**EXERCISE GOAL**
Repeat every record below exactly as it appears.

**RECORD LIST**
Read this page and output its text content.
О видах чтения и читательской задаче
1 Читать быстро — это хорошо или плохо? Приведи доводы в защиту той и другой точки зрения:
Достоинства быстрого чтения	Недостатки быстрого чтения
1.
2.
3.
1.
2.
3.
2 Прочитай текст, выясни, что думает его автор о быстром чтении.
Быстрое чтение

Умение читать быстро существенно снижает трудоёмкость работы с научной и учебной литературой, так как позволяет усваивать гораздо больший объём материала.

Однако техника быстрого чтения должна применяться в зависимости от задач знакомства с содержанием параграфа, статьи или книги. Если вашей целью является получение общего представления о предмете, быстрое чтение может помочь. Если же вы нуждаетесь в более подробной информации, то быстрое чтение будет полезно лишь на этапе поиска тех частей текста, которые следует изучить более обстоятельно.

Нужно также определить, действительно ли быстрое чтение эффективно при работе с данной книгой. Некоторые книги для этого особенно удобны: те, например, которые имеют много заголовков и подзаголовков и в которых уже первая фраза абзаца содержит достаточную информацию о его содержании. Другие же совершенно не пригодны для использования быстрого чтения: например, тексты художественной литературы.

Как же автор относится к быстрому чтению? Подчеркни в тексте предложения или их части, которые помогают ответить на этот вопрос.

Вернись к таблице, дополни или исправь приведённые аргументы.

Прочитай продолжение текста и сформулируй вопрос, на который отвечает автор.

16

**OUTPUT FOR THIS TASK**
Read this page and output its text content.
О видах чтения и читательской задаче
1 Читать быстро — это хорошо или плохо? Приведи доводы в защиту той и другой точки зрения:
Достоинства быстрого чтения	Недостатки быстрого чтения
1.
2.
3.
1.
2.
3.
2 Прочитай текст, выясни, что думает его автор о быстром чтении.
Быстрое чтение

Умение читать быстро существенно снижает трудоёмкость работы с научной и учебной литературой, так как позволяет усваивать гораздо больший объём материала.

Однако техника быстрого чтения должна применяться в зависимости от задач знакомства с содержанием параграфа, статьи или книги. Если вашей целью является получение общего представления о предмете, быстрое чтение может помочь. Если же вы нуждаетесь в более подробной информации, то быстрое чтение будет полезно лишь на этапе поиска тех частей текста, которые следует изучить более обстоятельно.

Нужно также определить, действительно ли быстрое чтение эффективно при работе с данной книгой. Некоторые книги для этого особенно удобны: те, например, которые имеют много заголовков и подзаголовков и в которых уже первая фраза абзаца содержит достаточную информацию о его содержании. Другие же совершенно не пригодны для использования быстрого чтения: например, тексты художественной литературы.

Как же автор относится к быстрому чтению? Подчеркни в тексте предложения или их части, которые помогают ответить на этот вопрос.

Вернись к таблице, дополни или исправь приведённые аргументы.

Прочитай продолжение текста и сформулируй вопрос, на который отвечает автор.

16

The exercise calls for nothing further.